> [Stated task]: Reply with the count of lines holding "JSON", nothing more.

> [Data provided]:
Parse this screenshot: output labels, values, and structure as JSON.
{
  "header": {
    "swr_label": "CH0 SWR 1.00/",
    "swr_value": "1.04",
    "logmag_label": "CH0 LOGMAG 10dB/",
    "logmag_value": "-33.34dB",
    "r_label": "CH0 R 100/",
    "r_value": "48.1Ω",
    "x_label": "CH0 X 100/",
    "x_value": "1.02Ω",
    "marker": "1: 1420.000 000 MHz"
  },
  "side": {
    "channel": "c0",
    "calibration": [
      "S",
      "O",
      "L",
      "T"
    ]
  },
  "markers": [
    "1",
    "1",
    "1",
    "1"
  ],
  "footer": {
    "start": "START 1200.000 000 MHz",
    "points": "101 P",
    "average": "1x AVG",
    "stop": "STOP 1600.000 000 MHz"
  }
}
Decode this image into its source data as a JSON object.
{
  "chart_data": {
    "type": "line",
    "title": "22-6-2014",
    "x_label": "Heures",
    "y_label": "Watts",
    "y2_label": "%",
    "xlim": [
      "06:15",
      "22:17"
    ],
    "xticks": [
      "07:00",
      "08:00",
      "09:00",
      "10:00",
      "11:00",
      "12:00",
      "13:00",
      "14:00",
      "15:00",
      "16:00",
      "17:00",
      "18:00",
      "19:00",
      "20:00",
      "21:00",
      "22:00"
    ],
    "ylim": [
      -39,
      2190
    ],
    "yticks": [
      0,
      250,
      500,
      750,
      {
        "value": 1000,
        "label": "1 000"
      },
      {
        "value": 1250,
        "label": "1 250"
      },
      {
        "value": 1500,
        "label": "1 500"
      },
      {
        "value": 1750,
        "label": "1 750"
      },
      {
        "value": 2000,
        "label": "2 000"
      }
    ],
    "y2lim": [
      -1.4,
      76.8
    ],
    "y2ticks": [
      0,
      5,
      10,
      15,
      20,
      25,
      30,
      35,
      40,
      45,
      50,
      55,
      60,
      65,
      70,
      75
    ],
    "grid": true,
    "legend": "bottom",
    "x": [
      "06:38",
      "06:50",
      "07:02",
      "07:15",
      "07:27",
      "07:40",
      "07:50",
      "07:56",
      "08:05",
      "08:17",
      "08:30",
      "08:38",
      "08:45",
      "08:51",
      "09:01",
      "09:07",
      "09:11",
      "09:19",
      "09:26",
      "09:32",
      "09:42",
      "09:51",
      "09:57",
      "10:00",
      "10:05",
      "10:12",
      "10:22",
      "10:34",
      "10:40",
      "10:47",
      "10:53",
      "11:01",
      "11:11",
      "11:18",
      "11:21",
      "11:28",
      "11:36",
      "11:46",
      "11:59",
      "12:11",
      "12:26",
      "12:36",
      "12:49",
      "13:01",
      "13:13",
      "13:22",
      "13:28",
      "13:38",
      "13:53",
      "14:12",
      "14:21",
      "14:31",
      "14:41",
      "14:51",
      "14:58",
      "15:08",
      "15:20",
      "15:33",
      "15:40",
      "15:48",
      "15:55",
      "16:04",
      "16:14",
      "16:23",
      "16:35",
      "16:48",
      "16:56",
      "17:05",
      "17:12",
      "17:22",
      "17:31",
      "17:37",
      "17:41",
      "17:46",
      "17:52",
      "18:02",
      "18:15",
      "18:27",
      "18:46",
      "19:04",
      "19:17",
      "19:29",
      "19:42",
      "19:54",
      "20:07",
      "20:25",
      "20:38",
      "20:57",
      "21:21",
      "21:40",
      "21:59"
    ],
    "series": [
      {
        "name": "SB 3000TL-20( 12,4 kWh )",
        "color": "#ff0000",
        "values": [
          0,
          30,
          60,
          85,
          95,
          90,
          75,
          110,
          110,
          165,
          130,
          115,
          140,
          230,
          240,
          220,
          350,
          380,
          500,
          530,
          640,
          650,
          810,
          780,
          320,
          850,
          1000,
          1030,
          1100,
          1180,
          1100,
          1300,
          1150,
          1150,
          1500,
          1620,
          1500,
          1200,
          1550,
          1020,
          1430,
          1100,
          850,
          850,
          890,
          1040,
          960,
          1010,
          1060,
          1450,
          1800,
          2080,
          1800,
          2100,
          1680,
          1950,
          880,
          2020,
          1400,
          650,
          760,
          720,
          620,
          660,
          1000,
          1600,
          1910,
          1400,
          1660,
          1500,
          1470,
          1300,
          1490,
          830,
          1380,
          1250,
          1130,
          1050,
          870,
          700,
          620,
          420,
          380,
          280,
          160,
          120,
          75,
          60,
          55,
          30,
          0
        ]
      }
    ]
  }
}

> [Answer to the problem]: 2